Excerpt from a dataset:
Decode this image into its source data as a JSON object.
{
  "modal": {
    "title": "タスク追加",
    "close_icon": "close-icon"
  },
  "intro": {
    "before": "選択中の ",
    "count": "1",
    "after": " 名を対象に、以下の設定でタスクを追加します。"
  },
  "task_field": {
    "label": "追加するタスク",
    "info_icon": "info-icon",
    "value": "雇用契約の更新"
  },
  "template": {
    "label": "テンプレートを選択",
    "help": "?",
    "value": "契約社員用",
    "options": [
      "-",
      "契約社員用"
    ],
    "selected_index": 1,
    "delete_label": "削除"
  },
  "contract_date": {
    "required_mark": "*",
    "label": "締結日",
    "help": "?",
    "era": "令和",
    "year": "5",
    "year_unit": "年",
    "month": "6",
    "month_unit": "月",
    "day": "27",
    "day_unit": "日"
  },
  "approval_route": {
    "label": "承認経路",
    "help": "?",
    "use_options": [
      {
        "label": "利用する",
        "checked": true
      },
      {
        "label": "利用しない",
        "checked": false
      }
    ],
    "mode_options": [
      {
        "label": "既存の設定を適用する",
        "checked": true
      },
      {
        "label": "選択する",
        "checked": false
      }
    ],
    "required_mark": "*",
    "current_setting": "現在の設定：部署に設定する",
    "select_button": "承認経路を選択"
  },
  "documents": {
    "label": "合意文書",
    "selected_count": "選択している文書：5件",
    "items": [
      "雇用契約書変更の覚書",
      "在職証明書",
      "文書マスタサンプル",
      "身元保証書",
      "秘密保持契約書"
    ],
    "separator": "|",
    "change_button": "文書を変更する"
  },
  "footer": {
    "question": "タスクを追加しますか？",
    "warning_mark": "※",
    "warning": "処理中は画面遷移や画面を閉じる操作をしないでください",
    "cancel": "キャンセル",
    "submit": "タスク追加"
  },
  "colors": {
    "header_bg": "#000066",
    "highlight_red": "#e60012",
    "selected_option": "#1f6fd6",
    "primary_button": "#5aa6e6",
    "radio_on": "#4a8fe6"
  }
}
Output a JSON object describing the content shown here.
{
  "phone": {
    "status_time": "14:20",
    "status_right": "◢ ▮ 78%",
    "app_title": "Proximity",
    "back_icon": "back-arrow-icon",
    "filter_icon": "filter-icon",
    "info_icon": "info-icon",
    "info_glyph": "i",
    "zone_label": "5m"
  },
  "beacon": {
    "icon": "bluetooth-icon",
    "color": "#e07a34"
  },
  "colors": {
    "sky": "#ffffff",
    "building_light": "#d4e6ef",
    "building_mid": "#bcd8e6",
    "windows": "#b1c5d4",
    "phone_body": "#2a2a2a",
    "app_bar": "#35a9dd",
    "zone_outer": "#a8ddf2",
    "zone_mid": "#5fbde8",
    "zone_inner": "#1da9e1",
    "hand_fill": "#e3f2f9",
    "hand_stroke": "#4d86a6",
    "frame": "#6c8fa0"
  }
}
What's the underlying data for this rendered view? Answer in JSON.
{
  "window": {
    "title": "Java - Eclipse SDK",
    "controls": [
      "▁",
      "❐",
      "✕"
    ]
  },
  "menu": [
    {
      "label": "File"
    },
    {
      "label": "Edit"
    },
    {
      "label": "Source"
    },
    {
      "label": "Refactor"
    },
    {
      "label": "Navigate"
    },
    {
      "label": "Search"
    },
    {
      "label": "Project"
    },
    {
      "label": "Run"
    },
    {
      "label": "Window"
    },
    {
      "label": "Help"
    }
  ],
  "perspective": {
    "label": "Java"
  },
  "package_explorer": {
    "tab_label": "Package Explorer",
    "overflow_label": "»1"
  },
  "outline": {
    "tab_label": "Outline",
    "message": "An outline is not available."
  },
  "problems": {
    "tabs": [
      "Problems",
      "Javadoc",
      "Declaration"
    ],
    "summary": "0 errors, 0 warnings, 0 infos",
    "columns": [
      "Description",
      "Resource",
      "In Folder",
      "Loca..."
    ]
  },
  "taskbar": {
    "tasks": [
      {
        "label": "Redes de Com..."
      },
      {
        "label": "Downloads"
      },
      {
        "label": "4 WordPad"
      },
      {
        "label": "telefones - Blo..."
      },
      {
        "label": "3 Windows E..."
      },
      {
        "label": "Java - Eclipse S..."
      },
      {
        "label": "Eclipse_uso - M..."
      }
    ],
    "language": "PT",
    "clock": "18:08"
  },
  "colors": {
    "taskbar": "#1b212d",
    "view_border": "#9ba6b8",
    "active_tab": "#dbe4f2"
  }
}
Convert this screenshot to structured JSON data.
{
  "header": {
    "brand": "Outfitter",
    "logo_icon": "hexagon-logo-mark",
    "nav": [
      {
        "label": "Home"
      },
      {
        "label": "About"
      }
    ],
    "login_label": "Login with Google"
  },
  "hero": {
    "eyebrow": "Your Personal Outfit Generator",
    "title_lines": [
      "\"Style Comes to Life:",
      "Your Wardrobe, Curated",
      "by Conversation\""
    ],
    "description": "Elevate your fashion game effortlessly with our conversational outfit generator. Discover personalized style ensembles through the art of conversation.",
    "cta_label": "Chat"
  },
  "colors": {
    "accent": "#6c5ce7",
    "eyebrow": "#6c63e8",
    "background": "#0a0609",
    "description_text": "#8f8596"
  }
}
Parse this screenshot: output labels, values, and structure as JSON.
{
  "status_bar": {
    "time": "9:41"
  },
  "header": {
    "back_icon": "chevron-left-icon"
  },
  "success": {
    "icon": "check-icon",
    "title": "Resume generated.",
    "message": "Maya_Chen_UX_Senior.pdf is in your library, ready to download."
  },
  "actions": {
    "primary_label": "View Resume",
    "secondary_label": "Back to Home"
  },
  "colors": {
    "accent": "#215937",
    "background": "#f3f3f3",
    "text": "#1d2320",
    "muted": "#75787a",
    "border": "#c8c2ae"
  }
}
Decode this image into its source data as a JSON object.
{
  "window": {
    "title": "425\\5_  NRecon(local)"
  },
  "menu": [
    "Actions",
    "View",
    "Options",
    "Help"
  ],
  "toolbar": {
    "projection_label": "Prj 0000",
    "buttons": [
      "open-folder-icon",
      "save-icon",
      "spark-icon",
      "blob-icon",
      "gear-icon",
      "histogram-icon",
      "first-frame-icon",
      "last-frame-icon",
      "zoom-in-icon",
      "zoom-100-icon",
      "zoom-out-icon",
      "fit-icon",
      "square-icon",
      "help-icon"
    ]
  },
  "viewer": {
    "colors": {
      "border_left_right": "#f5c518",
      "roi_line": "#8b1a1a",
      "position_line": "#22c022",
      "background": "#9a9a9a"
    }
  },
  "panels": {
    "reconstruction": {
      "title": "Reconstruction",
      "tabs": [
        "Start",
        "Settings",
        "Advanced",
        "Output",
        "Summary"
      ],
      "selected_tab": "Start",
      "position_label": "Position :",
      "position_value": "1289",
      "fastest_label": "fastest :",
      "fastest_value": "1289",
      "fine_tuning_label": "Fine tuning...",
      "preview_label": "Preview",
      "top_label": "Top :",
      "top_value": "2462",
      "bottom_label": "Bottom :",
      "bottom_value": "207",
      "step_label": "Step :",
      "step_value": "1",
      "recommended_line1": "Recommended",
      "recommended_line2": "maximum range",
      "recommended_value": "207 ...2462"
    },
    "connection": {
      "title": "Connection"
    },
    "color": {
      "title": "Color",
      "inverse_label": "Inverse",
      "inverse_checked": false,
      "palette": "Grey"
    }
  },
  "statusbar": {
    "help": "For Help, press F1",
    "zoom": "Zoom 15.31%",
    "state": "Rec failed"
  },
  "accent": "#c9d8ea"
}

The exercise
Reproduce the records in full, exactly as written.

Answer to the task
Decode this image into its source data as a JSON object.
{
  "modal": {
    "title": "タスク追加",
    "close_icon": "close-icon"
  },
  "intro": {
    "before": "選択中の ",
    "count": "1",
    "after": " 名を対象に、以下の設定でタスクを追加します。"
  },
  "task_field": {
    "label": "追加するタスク",
    "info_icon": "info-icon",
    "value": "雇用契約の更新"
  },
  "template": {
    "label": "テンプレートを選択",
    "help": "?",
    "value": "契約社員用",
    "options": [
      "-",
      "契約社員用"
    ],
    "selected_index": 1,
    "delete_label": "削除"
  },
  "contract_date": {
    "required_mark": "*",
    "label": "締結日",
    "help": "?",
    "era": "令和",
    "year": "5",
    "year_unit": "年",
    "month": "6",
    "month_unit": "月",
    "day": "27",
    "day_unit": "日"
  },
  "approval_route": {
    "label": "承認経路",
    "help": "?",
    "use_options": [
      {
        "label": "利用する",
        "checked": true
      },
      {
        "label": "利用しない",
        "checked": false
      }
    ],
    "mode_options": [
      {
        "label": "既存の設定を適用する",
        "checked": true
      },
      {
        "label": "選択する",
        "checked": false
      }
    ],
    "required_mark": "*",
    "current_setting": "現在の設定：部署に設定する",
    "select_button": "承認経路を選択"
  },
  "documents": {
    "label": "合意文書",
    "selected_count": "選択している文書：5件",
    "items": [
      "雇用契約書変更の覚書",
      "在職証明書",
      "文書マスタサンプル",
      "身元保証書",
      "秘密保持契約書"
    ],
    "separator": "|",
    "change_button": "文書を変更する"
  },
  "footer": {
    "question": "タスクを追加しますか？",
    "warning_mark": "※",
    "warning": "処理中は画面遷移や画面を閉じる操作をしないでください",
    "cancel": "キャンセル",
    "submit": "タスク追加"
  },
  "colors": {
    "header_bg": "#000066",
    "highlight_red": "#e60012",
    "selected_option": "#1f6fd6",
    "primary_button": "#5aa6e6",
    "radio_on": "#4a8fe6"
  }
}
Output a JSON object describing the content shown here.
{
  "phone": {
    "status_time": "14:20",
    "status_right": "◢ ▮ 78%",
    "app_title": "Proximity",
    "back_icon": "back-arrow-icon",
    "filter_icon": "filter-icon",
    "info_icon": "info-icon",
    "info_glyph": "i",
    "zone_label": "5m"
  },
  "beacon": {
    "icon": "bluetooth-icon",
    "color": "#e07a34"
  },
  "colors": {
    "sky": "#ffffff",
    "building_light": "#d4e6ef",
    "building_mid": "#bcd8e6",
    "windows": "#b1c5d4",
    "phone_body": "#2a2a2a",
    "app_bar": "#35a9dd",
    "zone_outer": "#a8ddf2",
    "zone_mid": "#5fbde8",
    "zone_inner": "#1da9e1",
    "hand_fill": "#e3f2f9",
    "hand_stroke": "#4d86a6",
    "frame": "#6c8fa0"
  }
}
What's the underlying data for this rendered view? Answer in JSON.
{
  "window": {
    "title": "Java - Eclipse SDK",
    "controls": [
      "▁",
      "❐",
      "✕"
    ]
  },
  "menu": [
    {
      "label": "File"
    },
    {
      "label": "Edit"
    },
    {
      "label": "Source"
    },
    {
      "label": "Refactor"
    },
    {
      "label": "Navigate"
    },
    {
      "label": "Search"
    },
    {
      "label": "Project"
    },
    {
      "label": "Run"
    },
    {
      "label": "Window"
    },
    {
      "label": "Help"
    }
  ],
  "perspective": {
    "label": "Java"
  },
  "package_explorer": {
    "tab_label": "Package Explorer",
    "overflow_label": "»1"
  },
  "outline": {
    "tab_label": "Outline",
    "message": "An outline is not available."
  },
  "problems": {
    "tabs": [
      "Problems",
      "Javadoc",
      "Declaration"
    ],
    "summary": "0 errors, 0 warnings, 0 infos",
    "columns": [
      "Description",
      "Resource",
      "In Folder",
      "Loca..."
    ]
  },
  "taskbar": {
    "tasks": [
      {
        "label": "Redes de Com..."
      },
      {
        "label": "Downloads"
      },
      {
        "label": "4 WordPad"
      },
      {
        "label": "telefones - Blo..."
      },
      {
        "label": "3 Windows E..."
      },
      {
        "label": "Java - Eclipse S..."
      },
      {
        "label": "Eclipse_uso - M..."
      }
    ],
    "language": "PT",
    "clock": "18:08"
  },
  "colors": {
    "taskbar": "#1b212d",
    "view_border": "#9ba6b8",
    "active_tab": "#dbe4f2"
  }
}
Convert this screenshot to structured JSON data.
{
  "header": {
    "brand": "Outfitter",
    "logo_icon": "hexagon-logo-mark",
    "nav": [
      {
        "label": "Home"
      },
      {
        "label": "About"
      }
    ],
    "login_label": "Login with Google"
  },
  "hero": {
    "eyebrow": "Your Personal Outfit Generator",
    "title_lines": [
      "\"Style Comes to Life:",
      "Your Wardrobe, Curated",
      "by Conversation\""
    ],
    "description": "Elevate your fashion game effortlessly with our conversational outfit generator. Discover personalized style ensembles through the art of conversation.",
    "cta_label": "Chat"
  },
  "colors": {
    "accent": "#6c5ce7",
    "eyebrow": "#6c63e8",
    "background": "#0a0609",
    "description_text": "#8f8596"
  }
}
Parse this screenshot: output labels, values, and structure as JSON.
{
  "status_bar": {
    "time": "9:41"
  },
  "header": {
    "back_icon": "chevron-left-icon"
  },
  "success": {
    "icon": "check-icon",
    "title": "Resume generated.",
    "message": "Maya_Chen_UX_Senior.pdf is in your library, ready to download."
  },
  "actions": {
    "primary_label": "View Resume",
    "secondary_label": "Back to Home"
  },
  "colors": {
    "accent": "#215937",
    "background": "#f3f3f3",
    "text": "#1d2320",
    "muted": "#75787a",
    "border": "#c8c2ae"
  }
}
Decode this image into its source data as a JSON object.
{
  "window": {
    "title": "425\\5_  NRecon(local)"
  },
  "menu": [
    "Actions",
    "View",
    "Options",
    "Help"
  ],
  "toolbar": {
    "projection_label": "Prj 0000",
    "buttons": [
      "open-folder-icon",
      "save-icon",
      "spark-icon",
      "blob-icon",
      "gear-icon",
      "histogram-icon",
      "first-frame-icon",
      "last-frame-icon",
      "zoom-in-icon",
      "zoom-100-icon",
      "zoom-out-icon",
      "fit-icon",
      "square-icon",
      "help-icon"
    ]
  },
  "viewer": {
    "colors": {
      "border_left_right": "#f5c518",
      "roi_line": "#8b1a1a",
      "position_line": "#22c022",
      "background": "#9a9a9a"
    }
  },
  "panels": {
    "reconstruction": {
      "title": "Reconstruction",
      "tabs": [
        "Start",
        "Settings",
        "Advanced",
        "Output",
        "Summary"
      ],
      "selected_tab": "Start",
      "position_label": "Position :",
      "position_value": "1289",
      "fastest_label": "fastest :",
      "fastest_value": "1289",
      "fine_tuning_label": "Fine tuning...",
      "preview_label": "Preview",
      "top_label": "Top :",
      "top_value": "2462",
      "bottom_label": "Bottom :",
      "bottom_value": "207",
      "step_label": "Step :",
      "step_value": "1",
      "recommended_line1": "Recommended",
      "recommended_line2": "maximum range",
      "recommended_value": "207 ...2462"
    },
    "connection": {
      "title": "Connection"
    },
    "color": {
      "title": "Color",
      "inverse_label": "Inverse",
      "inverse_checked": false,
      "palette": "Grey"
    }
  },
  "statusbar": {
    "help": "For Help, press F1",
    "zoom": "Zoom 15.31%",
    "state": "Rec failed"
  },
  "accent": "#c9d8ea"
}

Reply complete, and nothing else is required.